_Goal_: Extract the entries in their exact form.

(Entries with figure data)
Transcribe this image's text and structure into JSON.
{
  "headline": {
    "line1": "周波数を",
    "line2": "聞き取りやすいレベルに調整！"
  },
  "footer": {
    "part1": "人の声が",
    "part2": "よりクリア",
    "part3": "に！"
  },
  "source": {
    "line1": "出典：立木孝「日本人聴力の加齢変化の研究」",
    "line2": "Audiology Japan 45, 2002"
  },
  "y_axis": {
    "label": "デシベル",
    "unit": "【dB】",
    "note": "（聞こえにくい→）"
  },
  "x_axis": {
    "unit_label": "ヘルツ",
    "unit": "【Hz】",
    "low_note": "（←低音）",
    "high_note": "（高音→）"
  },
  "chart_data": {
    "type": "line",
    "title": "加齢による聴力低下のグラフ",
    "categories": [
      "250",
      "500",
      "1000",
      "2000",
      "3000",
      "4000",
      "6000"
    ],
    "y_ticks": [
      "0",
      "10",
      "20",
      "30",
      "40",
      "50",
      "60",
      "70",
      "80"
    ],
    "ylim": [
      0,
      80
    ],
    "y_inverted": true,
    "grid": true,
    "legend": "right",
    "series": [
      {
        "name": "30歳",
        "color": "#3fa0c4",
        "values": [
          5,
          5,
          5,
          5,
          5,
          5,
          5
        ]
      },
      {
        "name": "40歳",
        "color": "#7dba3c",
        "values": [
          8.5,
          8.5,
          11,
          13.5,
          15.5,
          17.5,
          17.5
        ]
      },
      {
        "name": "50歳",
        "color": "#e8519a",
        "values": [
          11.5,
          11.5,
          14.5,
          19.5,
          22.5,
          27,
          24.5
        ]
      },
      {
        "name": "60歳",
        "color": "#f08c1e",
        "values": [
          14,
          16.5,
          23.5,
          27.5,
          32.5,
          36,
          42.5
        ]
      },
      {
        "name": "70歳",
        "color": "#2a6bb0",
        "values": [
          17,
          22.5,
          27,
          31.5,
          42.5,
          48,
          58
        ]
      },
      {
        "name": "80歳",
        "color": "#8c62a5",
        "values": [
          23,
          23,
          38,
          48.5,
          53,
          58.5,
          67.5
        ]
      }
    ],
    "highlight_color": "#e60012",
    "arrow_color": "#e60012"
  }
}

_Correct answer_:
Transcribe this image's text and structure into JSON.
{
  "headline": {
    "line1": "周波数を",
    "line2": "聞き取りやすいレベルに調整！"
  },
  "footer": {
    "part1": "人の声が",
    "part2": "よりクリア",
    "part3": "に！"
  },
  "source": {
    "line1": "出典：立木孝「日本人聴力の加齢変化の研究」",
    "line2": "Audiology Japan 45, 2002"
  },
  "y_axis": {
    "label": "デシベル",
    "unit": "【dB】",
    "note": "（聞こえにくい→）"
  },
  "x_axis": {
    "unit_label": "ヘルツ",
    "unit": "【Hz】",
    "low_note": "（←低音）",
    "high_note": "（高音→）"
  },
  "chart_data": {
    "type": "line",
    "title": "加齢による聴力低下のグラフ",
    "categories": [
      "250",
      "500",
      "1000",
      "2000",
      "3000",
      "4000",
      "6000"
    ],
    "y_ticks": [
      "0",
      "10",
      "20",
      "30",
      "40",
      "50",
      "60",
      "70",
      "80"
    ],
    "ylim": [
      0,
      80
    ],
    "y_inverted": true,
    "grid": true,
    "legend": "right",
    "series": [
      {
        "name": "30歳",
        "color": "#3fa0c4",
        "values": [
          5,
          5,
          5,
          5,
          5,
          5,
          5
        ]
      },
      {
        "name": "40歳",
        "color": "#7dba3c",
        "values": [
          8.5,
          8.5,
          11,
          13.5,
          15.5,
          17.5,
          17.5
        ]
      },
      {
        "name": "50歳",
        "color": "#e8519a",
        "values": [
          11.5,
          11.5,
          14.5,
          19.5,
          22.5,
          27,
          24.5
        ]
      },
      {
        "name": "60歳",
        "color": "#f08c1e",
        "values": [
          14,
          16.5,
          23.5,
          27.5,
          32.5,
          36,
          42.5
        ]
      },
      {
        "name": "70歳",
        "color": "#2a6bb0",
        "values": [
          17,
          22.5,
          27,
          31.5,
          42.5,
          48,
          58
        ]
      },
      {
        "name": "80歳",
        "color": "#8c62a5",
        "values": [
          23,
          23,
          38,
          48.5,
          53,
          58.5,
          67.5
        ]
      }
    ],
    "highlight_color": "#e60012",
    "arrow_color": "#e60012"
  }
}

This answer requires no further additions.